··· Supplied data ···
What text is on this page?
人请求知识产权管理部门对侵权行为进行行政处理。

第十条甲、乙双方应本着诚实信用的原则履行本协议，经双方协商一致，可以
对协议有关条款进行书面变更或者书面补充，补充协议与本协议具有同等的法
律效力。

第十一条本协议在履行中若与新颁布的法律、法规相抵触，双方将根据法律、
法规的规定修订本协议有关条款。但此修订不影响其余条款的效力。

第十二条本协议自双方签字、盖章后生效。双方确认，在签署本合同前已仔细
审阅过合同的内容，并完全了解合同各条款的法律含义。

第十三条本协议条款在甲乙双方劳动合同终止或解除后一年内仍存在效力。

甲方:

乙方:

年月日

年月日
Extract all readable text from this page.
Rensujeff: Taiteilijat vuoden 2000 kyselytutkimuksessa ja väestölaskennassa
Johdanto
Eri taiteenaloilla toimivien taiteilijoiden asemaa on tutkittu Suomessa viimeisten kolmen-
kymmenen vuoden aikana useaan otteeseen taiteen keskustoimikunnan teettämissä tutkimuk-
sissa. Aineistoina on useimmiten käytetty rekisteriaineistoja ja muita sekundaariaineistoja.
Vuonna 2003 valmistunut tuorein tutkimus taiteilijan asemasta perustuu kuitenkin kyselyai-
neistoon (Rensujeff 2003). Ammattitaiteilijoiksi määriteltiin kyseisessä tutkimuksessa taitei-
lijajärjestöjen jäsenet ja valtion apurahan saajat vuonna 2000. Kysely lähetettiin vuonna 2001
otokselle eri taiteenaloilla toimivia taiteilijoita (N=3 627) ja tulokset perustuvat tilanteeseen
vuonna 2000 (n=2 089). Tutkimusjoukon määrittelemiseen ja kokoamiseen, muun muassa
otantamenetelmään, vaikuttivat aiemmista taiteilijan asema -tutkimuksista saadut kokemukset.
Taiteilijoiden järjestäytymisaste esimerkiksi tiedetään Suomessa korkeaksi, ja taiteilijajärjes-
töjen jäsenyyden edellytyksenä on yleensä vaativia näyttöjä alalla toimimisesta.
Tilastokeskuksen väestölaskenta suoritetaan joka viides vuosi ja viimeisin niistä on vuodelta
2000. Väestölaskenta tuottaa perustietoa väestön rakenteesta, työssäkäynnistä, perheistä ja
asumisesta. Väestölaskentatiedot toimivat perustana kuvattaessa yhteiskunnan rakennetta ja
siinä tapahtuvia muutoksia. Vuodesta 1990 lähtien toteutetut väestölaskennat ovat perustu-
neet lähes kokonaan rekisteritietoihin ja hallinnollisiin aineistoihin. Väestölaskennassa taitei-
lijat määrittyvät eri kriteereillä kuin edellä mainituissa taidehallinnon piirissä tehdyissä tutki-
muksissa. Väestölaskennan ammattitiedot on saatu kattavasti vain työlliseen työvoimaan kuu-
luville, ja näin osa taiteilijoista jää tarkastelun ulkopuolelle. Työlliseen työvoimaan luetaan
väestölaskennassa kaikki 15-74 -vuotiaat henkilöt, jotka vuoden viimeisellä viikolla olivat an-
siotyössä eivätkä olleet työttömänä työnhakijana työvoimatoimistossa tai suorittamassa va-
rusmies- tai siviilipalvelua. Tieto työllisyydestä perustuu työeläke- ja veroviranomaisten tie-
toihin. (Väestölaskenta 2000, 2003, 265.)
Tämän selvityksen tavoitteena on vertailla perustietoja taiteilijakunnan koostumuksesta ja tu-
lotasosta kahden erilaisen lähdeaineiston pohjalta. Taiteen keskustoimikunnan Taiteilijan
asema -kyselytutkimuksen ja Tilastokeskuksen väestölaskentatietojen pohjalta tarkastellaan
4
···
- **Written exercise**
Return each line with "this".

- **The result**
What text is on this page?
Extract all readable text from this page.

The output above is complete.